■ **What to do**: The records below must be duplicated exactly, character for character.
##### Information given #####
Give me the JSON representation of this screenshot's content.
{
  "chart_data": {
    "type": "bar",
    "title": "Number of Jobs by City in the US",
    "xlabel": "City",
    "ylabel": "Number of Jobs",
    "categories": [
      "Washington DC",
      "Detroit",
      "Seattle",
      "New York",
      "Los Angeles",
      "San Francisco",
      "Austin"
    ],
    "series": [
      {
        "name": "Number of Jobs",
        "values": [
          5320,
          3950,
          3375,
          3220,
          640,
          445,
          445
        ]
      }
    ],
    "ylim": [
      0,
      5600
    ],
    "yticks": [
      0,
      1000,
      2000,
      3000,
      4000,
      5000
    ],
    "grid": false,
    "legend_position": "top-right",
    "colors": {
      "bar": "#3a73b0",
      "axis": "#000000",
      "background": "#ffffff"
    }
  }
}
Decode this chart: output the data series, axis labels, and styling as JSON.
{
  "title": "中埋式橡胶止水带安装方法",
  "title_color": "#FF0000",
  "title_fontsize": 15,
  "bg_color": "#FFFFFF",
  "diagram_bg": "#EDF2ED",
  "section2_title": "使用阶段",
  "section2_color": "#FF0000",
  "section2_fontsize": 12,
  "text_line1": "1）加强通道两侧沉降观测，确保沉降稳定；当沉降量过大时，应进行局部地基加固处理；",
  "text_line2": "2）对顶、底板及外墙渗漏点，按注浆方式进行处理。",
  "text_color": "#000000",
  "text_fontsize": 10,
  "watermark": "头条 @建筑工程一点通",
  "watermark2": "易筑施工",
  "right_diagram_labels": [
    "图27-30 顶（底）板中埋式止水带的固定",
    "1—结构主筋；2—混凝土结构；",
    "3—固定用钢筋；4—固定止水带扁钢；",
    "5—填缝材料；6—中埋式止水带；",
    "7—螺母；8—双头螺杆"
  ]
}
#####
■ **Expected answer**:
Give me the JSON representation of this screenshot's content.
{
  "chart_data": {
    "type": "bar",
    "title": "Number of Jobs by City in the US",
    "xlabel": "City",
    "ylabel": "Number of Jobs",
    "categories": [
      "Washington DC",
      "Detroit",
      "Seattle",
      "New York",
      "Los Angeles",
      "San Francisco",
      "Austin"
    ],
    "series": [
      {
        "name": "Number of Jobs",
        "values": [
          5320,
          3950,
          3375,
          3220,
          640,
          445,
          445
        ]
      }
    ],
    "ylim": [
      0,
      5600
    ],
    "yticks": [
      0,
      1000,
      2000,
      3000,
      4000,
      5000
    ],
    "grid": false,
    "legend_position": "top-right",
    "colors": {
      "bar": "#3a73b0",
      "axis": "#000000",
      "background": "#ffffff"
    }
  }
}
Decode this chart: output the data series, axis labels, and styling as JSON.
{
  "title": "中埋式橡胶止水带安装方法",
  "title_color": "#FF0000",
  "title_fontsize": 15,
  "bg_color": "#FFFFFF",
  "diagram_bg": "#EDF2ED",
  "section2_title": "使用阶段",
  "section2_color": "#FF0000",
  "section2_fontsize": 12,
  "text_line1": "1）加强通道两侧沉降观测，确保沉降稳定；当沉降量过大时，应进行局部地基加固处理；",
  "text_line2": "2）对顶、底板及外墙渗漏点，按注浆方式进行处理。",
  "text_color": "#000000",
  "text_fontsize": 10,
  "watermark": "头条 @建筑工程一点通",
  "watermark2": "易筑施工",
  "right_diagram_labels": [
    "图27-30 顶（底）板中埋式止水带的固定",
    "1—结构主筋；2—混凝土结构；",
    "3—固定用钢筋；4—固定止水带扁钢；",
    "5—填缝材料；6—中埋式止水带；",
    "7—螺母；8—双头螺杆"
  ]
}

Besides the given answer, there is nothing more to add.